Each line that holds the word "AREA" counts once; give the total for the records below and nothing else.

** start EXTRACTED MATERIAL **

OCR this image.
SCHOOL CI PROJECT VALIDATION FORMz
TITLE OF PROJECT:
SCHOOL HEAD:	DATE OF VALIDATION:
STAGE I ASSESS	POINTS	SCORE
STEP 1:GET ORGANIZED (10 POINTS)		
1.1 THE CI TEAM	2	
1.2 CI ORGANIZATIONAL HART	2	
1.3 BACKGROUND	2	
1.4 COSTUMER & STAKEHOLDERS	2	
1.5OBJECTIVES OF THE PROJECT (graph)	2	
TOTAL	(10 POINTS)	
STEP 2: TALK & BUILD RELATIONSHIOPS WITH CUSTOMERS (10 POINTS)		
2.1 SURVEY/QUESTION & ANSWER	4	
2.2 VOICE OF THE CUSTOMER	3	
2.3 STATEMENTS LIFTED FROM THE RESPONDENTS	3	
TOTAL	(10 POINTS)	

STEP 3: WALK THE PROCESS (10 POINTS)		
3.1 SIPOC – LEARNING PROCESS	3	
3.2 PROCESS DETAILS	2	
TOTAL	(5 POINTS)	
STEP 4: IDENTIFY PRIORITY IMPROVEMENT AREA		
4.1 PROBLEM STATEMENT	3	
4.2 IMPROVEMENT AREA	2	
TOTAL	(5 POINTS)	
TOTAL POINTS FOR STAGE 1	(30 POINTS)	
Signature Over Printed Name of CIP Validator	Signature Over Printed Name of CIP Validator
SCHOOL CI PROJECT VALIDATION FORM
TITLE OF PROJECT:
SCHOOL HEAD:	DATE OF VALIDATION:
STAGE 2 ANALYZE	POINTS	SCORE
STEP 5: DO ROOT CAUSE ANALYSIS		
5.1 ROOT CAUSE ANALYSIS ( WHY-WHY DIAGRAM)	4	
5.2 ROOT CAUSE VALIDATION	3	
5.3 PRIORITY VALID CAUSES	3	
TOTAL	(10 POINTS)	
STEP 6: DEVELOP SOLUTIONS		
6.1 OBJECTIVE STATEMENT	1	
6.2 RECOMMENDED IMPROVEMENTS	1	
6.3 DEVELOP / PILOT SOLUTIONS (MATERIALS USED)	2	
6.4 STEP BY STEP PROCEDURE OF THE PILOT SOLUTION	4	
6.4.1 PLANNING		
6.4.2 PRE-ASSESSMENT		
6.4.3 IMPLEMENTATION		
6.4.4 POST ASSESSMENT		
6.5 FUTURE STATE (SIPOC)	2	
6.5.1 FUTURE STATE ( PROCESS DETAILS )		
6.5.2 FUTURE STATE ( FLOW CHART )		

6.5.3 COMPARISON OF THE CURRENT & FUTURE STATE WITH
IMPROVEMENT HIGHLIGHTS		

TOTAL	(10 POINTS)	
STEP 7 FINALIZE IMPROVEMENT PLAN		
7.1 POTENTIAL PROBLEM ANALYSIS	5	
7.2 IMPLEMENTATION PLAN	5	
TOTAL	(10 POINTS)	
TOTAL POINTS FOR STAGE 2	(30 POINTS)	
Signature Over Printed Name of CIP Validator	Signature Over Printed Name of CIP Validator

** end EXTRACTED MATERIAL **
** start EXTRACTED MATERIAL **

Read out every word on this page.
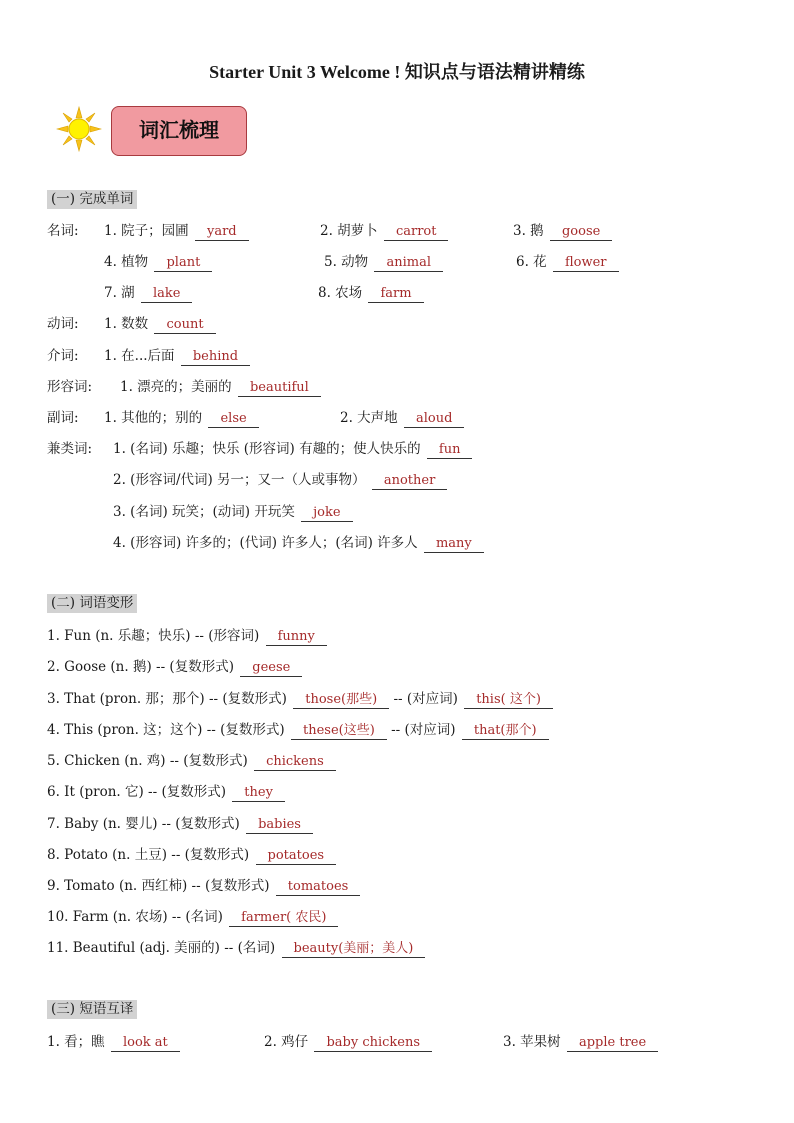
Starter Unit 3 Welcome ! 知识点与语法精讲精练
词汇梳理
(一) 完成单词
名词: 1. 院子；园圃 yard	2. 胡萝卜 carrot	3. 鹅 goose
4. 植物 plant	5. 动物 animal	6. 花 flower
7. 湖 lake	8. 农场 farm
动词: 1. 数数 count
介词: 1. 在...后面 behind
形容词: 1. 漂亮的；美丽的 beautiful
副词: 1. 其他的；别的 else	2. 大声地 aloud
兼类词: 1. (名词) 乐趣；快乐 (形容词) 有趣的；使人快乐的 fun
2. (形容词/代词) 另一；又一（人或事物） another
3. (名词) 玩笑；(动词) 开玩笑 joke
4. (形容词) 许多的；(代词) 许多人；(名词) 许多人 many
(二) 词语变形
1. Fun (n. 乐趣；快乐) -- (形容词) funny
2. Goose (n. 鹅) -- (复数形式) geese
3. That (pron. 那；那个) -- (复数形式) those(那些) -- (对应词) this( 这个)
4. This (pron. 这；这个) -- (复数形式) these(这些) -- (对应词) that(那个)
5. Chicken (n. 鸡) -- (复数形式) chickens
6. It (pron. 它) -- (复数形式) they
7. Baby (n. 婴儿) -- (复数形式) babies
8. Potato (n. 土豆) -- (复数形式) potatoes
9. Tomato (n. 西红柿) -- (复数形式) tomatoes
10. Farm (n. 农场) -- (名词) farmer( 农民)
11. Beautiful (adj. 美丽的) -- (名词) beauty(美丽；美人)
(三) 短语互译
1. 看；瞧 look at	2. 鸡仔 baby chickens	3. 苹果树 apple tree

** end EXTRACTED MATERIAL **
** start EXTRACTED MATERIAL **

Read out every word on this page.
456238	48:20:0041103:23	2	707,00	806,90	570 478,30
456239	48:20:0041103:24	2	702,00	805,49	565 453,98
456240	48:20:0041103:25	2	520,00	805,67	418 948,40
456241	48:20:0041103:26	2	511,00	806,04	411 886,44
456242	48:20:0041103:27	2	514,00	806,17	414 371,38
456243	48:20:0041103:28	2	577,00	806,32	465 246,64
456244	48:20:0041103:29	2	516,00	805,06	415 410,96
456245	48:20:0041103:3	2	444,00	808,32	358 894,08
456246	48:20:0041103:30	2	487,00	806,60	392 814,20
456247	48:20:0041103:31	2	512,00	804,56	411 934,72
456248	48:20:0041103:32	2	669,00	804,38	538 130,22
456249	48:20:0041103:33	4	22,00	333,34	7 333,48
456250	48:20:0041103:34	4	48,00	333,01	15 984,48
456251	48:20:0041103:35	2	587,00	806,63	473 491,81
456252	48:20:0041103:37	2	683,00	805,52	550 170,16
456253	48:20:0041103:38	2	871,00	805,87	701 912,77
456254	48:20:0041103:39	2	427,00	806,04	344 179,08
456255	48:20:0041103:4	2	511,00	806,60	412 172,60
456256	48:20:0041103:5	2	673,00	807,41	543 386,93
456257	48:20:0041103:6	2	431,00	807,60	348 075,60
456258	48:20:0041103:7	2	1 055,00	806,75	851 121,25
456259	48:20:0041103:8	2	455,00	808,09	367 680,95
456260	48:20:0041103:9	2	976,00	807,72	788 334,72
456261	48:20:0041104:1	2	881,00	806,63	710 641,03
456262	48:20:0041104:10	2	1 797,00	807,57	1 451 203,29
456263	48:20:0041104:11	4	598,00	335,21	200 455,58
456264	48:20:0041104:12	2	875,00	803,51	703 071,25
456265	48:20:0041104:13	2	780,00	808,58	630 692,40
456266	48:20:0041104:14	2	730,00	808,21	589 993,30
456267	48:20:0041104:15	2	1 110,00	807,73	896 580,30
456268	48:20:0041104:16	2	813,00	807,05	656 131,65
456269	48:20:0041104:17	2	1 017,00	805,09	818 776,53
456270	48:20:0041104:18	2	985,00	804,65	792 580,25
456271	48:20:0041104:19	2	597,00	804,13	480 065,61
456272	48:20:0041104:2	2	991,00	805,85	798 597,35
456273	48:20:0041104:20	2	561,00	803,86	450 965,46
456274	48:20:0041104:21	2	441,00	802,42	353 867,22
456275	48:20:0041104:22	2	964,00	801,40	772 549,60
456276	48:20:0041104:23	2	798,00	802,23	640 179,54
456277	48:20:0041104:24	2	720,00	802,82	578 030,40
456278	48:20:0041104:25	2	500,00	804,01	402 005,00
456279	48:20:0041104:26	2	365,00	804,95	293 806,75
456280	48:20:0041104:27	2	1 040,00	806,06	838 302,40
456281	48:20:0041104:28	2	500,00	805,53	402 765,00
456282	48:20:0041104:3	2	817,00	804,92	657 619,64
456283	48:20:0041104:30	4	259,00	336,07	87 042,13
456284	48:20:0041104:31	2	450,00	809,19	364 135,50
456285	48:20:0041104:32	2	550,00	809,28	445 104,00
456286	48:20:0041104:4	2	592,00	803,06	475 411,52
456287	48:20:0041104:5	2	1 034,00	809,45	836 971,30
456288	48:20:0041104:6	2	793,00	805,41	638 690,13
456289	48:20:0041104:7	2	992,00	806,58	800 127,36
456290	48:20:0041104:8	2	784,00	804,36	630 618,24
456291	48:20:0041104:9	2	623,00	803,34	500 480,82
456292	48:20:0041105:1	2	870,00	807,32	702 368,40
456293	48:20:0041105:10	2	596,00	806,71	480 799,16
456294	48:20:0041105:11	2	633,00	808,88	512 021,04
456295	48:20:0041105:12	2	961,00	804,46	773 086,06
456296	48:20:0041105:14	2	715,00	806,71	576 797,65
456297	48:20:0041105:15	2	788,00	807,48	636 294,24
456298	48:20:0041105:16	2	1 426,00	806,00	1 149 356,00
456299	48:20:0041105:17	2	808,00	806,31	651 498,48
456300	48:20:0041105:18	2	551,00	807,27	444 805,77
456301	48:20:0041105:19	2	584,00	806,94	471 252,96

** end EXTRACTED MATERIAL **

### RESULT:
2